__STATED PROBLEM__
Which lines in the records below contain the word "socio"? Copy each one out.

-- start of DATA EXTRACT --

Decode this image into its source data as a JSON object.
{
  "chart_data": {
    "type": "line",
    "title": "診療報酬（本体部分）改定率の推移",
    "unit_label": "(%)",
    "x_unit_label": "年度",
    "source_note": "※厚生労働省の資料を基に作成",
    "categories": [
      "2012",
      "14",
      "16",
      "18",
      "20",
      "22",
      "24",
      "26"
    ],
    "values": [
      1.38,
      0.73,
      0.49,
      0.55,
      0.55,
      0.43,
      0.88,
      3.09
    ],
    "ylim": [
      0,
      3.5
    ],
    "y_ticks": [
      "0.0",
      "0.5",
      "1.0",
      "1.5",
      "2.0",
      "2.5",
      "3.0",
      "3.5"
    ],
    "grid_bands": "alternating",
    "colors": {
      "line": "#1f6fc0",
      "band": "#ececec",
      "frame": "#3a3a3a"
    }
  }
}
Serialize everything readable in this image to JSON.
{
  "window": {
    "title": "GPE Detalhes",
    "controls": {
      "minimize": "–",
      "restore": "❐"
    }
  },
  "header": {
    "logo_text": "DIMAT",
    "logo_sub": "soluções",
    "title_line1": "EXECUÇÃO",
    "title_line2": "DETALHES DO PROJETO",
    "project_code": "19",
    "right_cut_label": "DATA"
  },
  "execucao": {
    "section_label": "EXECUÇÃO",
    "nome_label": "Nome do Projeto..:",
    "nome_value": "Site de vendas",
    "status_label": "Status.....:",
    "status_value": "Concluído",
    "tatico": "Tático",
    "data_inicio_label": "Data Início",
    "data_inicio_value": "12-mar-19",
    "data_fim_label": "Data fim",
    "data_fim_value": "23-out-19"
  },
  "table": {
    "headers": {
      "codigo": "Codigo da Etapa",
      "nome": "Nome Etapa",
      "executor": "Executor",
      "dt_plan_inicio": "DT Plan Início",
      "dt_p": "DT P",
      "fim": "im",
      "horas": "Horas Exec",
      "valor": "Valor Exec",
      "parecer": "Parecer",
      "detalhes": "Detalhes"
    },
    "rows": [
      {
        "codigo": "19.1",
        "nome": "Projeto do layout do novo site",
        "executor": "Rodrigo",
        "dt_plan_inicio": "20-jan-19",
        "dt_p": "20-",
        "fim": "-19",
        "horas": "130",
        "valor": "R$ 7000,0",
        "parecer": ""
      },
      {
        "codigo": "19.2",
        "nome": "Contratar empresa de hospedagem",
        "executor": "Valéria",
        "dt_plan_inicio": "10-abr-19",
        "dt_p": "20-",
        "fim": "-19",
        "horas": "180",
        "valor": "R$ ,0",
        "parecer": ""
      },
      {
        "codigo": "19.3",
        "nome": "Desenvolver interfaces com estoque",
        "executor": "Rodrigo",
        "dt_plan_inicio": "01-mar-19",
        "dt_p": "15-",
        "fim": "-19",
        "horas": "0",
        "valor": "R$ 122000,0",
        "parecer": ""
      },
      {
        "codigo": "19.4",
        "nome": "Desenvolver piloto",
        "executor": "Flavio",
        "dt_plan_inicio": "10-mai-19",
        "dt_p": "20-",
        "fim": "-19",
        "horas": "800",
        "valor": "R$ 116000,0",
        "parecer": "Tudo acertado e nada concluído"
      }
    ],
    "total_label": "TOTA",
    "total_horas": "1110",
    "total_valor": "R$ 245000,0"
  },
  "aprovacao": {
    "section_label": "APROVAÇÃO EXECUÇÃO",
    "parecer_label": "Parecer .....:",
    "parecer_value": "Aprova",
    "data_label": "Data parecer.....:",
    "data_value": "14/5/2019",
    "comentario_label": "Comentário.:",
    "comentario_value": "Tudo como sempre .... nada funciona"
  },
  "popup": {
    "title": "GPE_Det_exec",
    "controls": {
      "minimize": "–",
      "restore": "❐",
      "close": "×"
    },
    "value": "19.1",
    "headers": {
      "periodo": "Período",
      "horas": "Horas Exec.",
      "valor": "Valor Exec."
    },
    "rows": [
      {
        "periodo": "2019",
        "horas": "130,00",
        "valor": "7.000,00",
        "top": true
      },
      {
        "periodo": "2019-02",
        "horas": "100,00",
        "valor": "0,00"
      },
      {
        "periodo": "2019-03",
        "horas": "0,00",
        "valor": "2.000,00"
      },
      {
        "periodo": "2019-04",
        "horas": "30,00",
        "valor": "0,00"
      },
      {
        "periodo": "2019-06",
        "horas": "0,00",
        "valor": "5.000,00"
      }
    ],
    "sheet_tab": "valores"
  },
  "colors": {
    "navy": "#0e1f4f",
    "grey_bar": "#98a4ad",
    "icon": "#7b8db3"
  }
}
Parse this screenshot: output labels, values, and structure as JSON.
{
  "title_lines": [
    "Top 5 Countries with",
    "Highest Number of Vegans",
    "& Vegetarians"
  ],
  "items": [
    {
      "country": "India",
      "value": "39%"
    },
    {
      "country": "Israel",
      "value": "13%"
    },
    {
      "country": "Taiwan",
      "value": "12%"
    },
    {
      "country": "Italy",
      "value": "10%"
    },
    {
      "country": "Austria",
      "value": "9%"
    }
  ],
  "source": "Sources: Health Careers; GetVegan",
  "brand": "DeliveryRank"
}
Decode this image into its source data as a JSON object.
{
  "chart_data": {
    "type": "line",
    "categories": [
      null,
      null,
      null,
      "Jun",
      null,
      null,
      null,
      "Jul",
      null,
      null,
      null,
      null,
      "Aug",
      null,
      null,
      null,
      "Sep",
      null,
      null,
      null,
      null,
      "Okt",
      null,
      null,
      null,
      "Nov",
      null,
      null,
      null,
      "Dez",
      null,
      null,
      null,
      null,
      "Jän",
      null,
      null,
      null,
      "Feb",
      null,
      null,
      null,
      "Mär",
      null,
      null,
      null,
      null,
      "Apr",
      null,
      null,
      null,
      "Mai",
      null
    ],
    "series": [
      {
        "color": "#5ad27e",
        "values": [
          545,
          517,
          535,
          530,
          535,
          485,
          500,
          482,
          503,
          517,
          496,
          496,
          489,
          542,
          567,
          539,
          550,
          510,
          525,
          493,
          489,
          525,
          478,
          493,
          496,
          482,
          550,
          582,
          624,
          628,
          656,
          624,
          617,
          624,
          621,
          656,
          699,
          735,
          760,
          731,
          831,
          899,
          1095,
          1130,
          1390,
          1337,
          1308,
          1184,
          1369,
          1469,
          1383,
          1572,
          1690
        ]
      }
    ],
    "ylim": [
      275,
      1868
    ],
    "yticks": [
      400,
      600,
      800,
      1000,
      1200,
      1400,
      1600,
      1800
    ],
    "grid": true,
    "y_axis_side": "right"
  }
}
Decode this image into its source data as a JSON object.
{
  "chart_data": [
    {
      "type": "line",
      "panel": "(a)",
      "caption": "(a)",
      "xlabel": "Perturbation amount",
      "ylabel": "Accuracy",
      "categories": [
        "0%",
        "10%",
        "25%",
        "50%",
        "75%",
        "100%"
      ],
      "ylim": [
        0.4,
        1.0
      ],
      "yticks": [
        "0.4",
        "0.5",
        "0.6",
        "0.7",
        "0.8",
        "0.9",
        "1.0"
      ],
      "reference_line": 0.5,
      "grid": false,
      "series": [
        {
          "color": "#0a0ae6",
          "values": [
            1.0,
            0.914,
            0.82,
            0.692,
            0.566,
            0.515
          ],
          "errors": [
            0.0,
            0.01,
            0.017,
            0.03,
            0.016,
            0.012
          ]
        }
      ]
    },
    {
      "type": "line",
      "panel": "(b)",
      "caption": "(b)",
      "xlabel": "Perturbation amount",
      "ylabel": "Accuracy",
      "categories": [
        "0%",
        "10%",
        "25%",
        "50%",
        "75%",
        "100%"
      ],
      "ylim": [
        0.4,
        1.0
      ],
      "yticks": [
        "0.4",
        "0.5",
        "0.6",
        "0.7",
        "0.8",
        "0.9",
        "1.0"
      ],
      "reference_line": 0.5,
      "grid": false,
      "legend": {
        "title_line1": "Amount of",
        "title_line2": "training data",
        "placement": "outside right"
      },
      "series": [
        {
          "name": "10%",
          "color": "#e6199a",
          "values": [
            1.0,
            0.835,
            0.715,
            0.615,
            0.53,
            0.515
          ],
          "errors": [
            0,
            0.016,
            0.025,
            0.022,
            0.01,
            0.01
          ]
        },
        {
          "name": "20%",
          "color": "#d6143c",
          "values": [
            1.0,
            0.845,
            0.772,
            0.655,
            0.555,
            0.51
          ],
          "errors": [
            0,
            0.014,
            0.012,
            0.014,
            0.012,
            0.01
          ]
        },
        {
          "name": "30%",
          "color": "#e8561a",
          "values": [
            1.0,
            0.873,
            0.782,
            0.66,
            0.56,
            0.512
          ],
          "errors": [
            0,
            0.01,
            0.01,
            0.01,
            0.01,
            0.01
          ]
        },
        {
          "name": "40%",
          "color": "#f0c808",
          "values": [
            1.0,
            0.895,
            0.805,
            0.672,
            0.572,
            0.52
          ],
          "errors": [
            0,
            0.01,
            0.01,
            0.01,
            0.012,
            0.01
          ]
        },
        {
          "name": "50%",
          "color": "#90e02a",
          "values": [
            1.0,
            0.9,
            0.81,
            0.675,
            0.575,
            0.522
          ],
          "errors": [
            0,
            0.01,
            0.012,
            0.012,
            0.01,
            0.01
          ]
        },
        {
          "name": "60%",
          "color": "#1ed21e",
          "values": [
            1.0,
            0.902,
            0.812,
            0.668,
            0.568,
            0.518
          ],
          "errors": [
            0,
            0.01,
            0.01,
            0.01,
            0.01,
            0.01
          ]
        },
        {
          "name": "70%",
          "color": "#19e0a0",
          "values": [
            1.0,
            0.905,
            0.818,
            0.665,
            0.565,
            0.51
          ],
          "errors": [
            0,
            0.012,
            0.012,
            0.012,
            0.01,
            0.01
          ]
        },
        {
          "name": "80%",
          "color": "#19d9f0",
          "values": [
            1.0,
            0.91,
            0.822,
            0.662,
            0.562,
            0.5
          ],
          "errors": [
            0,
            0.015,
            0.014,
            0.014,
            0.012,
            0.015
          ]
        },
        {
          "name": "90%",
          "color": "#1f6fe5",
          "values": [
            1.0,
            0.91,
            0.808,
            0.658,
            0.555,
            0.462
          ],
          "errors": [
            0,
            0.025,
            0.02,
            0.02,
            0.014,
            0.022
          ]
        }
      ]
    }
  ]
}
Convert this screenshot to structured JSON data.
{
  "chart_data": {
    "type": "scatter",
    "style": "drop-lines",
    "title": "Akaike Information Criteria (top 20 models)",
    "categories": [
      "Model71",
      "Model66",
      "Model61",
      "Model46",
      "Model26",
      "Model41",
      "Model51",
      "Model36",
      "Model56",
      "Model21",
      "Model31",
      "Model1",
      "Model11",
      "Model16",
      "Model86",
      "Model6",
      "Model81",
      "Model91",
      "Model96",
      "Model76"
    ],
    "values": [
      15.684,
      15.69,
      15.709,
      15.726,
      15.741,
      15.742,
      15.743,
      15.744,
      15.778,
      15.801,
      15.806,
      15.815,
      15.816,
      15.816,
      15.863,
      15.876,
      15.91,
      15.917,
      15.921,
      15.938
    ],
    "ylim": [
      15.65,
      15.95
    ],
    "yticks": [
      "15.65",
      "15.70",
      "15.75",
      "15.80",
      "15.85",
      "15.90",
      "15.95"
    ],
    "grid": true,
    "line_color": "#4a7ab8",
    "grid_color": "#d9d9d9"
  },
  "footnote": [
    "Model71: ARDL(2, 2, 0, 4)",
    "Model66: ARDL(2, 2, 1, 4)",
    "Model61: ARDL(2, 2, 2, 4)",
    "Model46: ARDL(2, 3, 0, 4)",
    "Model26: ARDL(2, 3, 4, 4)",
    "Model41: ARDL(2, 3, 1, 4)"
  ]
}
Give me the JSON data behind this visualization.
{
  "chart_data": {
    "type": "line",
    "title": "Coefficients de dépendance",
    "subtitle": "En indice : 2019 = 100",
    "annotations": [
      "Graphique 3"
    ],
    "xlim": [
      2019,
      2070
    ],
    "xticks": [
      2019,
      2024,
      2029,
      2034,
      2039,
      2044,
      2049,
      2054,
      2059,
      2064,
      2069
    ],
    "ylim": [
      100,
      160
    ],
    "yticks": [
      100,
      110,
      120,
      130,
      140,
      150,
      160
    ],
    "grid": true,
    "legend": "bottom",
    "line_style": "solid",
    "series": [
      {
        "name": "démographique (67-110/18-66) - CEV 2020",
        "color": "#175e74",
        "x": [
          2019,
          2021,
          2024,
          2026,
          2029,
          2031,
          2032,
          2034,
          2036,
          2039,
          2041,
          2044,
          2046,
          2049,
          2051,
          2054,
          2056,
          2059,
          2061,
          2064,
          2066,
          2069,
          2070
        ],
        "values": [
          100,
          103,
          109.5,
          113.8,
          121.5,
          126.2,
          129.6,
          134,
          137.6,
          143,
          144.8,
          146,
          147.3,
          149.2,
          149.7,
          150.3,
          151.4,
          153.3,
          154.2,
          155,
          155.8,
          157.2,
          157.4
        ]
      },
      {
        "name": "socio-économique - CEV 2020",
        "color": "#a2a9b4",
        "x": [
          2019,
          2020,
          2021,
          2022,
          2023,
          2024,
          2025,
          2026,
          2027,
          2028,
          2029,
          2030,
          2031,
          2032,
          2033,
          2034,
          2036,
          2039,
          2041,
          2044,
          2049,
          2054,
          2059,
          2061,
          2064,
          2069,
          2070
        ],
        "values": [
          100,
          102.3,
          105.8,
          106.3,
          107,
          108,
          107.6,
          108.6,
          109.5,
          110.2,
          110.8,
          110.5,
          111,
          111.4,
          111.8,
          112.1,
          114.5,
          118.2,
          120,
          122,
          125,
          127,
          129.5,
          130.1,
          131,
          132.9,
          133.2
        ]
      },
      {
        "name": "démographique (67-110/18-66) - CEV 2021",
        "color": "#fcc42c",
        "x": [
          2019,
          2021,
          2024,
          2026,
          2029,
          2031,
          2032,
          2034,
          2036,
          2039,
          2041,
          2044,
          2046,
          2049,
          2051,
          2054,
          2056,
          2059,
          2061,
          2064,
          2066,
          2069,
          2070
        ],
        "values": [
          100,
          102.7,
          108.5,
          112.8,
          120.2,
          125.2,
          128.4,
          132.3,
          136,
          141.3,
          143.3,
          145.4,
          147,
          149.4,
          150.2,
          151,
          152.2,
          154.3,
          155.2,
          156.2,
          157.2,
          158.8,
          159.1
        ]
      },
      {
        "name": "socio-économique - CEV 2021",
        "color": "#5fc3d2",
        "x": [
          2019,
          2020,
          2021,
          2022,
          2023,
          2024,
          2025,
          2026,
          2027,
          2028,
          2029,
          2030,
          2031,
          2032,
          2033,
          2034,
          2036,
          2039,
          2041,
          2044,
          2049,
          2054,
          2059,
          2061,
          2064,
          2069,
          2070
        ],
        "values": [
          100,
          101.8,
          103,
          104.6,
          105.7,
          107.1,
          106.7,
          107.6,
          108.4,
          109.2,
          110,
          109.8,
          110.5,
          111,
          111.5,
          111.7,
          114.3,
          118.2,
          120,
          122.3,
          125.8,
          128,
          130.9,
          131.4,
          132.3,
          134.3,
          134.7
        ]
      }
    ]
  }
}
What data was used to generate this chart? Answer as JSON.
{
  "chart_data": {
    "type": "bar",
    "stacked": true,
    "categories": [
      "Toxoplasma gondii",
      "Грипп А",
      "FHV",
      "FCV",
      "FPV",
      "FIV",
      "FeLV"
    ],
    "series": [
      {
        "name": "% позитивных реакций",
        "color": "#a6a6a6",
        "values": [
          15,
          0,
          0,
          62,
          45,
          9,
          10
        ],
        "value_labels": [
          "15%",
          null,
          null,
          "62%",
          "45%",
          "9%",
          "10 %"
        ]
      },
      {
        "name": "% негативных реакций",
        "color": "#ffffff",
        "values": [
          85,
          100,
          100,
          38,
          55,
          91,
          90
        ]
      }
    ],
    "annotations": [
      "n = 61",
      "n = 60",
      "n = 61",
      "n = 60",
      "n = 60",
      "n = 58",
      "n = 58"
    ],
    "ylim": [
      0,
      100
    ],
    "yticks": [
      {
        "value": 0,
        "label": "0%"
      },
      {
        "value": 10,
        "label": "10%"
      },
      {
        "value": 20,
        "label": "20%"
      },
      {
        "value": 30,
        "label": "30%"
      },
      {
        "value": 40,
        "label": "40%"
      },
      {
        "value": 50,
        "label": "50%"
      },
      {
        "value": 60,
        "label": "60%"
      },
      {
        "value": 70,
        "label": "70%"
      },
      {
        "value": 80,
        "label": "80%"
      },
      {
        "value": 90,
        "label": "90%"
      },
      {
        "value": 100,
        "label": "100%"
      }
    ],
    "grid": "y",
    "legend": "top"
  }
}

-- end of DATA EXTRACT --

__RESULT FOR THIS TASK__
        "name": "socio-économique - CEV 2020",
        "name": "socio-économique - CEV 2021",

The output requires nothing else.